## GOAL
Lines holding the string "with" are the ones to copy from this listing.

Structured figure records:
_ _ _
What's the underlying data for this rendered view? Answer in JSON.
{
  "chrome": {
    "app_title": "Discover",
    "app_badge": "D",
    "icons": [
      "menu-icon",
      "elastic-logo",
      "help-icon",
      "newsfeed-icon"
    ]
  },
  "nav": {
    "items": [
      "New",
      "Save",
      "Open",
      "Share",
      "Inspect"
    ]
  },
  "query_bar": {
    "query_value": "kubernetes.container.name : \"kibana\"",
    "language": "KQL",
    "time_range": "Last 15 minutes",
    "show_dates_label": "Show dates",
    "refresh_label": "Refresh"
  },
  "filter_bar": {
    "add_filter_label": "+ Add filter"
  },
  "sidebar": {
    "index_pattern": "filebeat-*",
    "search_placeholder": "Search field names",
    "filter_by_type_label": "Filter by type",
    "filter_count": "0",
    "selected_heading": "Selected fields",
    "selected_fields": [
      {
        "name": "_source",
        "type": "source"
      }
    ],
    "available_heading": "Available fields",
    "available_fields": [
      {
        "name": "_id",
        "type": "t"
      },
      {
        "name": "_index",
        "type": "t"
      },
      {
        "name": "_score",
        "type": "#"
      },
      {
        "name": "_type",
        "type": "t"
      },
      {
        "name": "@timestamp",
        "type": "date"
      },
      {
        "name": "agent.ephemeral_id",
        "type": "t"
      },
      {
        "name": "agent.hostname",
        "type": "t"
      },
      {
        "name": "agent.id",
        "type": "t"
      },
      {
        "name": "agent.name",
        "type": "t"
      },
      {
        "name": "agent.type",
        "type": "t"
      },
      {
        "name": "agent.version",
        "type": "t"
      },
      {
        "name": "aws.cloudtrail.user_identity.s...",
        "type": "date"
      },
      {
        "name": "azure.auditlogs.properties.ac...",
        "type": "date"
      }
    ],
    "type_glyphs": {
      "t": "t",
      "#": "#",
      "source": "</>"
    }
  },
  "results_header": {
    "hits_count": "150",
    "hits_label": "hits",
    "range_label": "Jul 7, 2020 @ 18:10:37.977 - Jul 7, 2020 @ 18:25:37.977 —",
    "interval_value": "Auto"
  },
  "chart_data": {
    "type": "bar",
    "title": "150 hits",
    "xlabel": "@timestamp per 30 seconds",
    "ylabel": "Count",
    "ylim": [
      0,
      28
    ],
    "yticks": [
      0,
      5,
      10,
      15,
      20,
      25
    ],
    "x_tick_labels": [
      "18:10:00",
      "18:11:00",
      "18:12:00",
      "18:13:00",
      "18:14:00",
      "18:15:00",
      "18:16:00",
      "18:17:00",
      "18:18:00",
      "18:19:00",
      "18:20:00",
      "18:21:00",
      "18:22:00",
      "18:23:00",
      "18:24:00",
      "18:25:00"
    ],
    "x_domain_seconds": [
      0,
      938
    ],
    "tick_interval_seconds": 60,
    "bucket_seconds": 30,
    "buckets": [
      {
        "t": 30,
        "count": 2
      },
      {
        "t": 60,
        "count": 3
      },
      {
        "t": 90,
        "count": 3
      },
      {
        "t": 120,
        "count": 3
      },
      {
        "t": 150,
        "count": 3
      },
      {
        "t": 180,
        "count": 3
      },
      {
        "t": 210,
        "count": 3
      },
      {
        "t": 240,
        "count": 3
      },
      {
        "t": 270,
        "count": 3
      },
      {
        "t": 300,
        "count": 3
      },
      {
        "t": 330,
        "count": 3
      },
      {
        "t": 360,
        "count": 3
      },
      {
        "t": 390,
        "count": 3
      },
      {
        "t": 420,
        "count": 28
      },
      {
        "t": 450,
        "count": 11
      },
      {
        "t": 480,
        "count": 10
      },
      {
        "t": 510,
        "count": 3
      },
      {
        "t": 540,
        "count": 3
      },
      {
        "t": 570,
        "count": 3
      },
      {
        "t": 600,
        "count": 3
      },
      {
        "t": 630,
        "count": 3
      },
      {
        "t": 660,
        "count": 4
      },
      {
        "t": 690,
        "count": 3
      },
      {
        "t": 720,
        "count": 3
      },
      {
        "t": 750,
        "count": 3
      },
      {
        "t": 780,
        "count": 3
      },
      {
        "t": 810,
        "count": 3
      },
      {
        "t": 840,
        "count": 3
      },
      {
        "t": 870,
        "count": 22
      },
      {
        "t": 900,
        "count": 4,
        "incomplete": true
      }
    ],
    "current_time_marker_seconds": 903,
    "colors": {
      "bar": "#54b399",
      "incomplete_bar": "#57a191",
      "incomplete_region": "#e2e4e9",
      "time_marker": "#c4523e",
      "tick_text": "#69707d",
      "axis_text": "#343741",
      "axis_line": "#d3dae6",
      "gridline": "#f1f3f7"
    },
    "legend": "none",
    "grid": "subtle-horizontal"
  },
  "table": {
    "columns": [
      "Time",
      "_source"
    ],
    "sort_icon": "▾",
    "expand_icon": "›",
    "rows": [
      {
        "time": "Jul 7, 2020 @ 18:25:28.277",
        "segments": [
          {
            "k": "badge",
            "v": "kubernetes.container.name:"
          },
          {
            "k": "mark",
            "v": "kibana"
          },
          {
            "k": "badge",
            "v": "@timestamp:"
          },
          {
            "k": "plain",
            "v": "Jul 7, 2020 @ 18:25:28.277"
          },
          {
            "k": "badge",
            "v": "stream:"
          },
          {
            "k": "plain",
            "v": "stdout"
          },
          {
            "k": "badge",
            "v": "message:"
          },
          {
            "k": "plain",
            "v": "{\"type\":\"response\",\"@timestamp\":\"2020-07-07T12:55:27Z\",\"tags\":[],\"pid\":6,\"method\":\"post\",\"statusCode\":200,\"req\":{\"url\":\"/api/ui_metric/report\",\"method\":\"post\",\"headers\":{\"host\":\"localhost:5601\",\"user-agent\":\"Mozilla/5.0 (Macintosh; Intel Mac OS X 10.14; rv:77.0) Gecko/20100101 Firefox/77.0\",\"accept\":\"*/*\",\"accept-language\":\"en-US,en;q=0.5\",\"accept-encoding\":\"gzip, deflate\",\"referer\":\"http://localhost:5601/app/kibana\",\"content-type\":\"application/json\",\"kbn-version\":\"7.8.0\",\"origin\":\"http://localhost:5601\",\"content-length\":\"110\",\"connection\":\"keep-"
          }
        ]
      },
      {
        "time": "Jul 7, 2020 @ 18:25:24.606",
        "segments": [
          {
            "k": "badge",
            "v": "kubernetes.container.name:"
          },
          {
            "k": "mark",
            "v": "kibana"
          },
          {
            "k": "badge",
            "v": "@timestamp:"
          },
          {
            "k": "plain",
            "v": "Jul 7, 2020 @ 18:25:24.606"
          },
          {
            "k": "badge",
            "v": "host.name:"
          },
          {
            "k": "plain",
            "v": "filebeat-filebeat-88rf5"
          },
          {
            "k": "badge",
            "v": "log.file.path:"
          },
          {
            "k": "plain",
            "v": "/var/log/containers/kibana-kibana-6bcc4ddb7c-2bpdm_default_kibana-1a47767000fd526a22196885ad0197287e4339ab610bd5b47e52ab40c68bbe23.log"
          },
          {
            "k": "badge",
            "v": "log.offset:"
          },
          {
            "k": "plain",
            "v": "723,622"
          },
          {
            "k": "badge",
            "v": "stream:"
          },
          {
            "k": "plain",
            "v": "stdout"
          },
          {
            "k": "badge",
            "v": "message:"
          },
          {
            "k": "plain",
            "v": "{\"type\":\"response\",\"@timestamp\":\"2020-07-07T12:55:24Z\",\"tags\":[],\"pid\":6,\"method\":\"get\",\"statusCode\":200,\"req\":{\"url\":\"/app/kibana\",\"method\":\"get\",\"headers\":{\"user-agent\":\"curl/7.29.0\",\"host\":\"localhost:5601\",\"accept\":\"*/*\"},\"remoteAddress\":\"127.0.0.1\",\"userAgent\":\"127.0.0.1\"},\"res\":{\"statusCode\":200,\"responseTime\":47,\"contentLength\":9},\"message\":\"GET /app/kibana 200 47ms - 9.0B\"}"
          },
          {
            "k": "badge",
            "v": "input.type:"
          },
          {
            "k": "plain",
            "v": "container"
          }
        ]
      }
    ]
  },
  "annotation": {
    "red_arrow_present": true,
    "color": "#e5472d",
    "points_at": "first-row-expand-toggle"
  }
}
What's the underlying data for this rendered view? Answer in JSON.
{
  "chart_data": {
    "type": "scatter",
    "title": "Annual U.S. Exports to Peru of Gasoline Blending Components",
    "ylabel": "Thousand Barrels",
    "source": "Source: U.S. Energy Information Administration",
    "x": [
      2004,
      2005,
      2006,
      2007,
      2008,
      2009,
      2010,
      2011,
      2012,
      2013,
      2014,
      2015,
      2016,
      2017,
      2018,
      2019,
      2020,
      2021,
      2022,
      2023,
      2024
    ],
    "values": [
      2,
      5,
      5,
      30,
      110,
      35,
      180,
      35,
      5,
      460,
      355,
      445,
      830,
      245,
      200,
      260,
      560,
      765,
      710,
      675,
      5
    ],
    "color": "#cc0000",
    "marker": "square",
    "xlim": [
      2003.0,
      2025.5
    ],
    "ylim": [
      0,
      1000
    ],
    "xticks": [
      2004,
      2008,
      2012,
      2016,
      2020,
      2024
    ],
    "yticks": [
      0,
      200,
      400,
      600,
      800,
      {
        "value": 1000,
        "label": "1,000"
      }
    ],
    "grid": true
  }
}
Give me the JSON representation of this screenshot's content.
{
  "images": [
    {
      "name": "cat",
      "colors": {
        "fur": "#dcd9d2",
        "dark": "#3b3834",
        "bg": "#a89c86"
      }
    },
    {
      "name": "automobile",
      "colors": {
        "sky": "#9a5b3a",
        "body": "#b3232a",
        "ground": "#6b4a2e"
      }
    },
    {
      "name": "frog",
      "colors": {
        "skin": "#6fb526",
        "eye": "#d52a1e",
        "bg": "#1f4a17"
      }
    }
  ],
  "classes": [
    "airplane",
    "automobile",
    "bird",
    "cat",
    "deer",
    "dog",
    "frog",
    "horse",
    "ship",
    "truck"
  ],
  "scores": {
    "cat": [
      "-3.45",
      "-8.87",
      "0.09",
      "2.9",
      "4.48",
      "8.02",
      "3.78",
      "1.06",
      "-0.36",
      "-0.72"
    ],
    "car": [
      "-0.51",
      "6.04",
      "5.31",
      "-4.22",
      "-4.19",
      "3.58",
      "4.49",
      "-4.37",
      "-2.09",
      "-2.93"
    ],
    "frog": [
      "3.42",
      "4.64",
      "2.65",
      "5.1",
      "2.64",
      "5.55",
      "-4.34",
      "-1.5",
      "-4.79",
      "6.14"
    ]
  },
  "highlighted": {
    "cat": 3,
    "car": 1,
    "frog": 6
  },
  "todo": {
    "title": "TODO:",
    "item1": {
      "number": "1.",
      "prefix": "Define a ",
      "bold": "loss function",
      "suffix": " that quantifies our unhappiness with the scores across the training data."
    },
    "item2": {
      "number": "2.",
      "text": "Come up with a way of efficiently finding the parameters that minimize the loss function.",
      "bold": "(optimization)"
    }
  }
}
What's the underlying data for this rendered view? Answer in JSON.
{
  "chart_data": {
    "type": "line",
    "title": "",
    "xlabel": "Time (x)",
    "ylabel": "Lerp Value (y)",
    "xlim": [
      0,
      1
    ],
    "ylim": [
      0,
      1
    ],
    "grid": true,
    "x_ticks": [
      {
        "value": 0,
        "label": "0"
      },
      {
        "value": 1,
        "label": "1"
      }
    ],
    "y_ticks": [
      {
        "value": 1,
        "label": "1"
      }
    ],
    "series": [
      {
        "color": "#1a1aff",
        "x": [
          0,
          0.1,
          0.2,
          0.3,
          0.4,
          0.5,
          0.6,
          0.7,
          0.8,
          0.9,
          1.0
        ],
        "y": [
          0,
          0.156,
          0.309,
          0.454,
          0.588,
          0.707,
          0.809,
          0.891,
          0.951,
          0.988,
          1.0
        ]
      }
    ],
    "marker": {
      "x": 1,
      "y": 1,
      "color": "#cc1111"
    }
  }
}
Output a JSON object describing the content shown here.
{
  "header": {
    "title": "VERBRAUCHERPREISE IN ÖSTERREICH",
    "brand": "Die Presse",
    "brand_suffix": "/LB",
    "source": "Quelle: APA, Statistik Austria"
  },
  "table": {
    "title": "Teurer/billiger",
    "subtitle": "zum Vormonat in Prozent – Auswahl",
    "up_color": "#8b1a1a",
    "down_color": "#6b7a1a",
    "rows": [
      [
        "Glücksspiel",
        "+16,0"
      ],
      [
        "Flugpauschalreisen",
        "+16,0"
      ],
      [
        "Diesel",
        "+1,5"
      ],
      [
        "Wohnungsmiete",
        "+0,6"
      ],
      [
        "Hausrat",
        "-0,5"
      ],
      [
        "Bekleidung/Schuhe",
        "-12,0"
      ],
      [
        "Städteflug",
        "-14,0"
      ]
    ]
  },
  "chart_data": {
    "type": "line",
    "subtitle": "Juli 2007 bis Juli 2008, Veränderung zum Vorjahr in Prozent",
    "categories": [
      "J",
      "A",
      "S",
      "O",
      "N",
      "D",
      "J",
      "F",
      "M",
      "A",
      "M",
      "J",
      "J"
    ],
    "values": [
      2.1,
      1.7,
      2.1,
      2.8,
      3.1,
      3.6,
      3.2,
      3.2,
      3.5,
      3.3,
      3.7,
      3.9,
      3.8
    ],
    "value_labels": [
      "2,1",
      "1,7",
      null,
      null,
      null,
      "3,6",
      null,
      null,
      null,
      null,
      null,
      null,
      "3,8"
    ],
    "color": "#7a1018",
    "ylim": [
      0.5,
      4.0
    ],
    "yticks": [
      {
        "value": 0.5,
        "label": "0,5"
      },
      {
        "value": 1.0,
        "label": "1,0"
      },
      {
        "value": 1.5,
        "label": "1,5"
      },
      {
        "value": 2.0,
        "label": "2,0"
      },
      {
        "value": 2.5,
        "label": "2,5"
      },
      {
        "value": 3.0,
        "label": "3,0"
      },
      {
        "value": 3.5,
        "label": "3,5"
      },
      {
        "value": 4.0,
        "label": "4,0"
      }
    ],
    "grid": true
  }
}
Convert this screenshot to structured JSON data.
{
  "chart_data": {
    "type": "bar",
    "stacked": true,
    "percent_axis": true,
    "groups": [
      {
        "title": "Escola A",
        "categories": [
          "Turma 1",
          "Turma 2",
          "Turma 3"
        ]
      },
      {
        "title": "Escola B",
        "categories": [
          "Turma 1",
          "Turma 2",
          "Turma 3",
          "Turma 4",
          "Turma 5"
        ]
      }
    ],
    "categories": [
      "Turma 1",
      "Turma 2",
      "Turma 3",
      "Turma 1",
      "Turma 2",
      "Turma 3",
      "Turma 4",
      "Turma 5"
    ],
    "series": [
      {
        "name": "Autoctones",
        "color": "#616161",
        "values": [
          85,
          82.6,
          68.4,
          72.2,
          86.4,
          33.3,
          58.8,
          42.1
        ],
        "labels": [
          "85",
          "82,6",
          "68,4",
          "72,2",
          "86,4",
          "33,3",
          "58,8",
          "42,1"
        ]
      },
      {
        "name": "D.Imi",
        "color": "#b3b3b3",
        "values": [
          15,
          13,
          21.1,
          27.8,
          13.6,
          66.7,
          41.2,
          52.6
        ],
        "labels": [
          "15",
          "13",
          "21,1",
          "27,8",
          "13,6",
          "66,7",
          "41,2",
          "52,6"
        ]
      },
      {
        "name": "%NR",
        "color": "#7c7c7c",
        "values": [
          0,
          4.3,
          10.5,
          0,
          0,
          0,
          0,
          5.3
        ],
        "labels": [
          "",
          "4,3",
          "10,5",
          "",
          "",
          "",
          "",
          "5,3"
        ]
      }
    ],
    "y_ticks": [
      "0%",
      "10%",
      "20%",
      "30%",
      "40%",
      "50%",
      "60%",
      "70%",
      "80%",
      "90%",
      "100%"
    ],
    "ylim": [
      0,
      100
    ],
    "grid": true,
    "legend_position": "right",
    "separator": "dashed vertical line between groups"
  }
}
_ _ _
## EXERCISE ANSWER
      "suffix": " that quantifies our unhappiness with the scores across the training data."
      "text": "Come up with a way of efficiently finding the parameters that minimize the loss function.",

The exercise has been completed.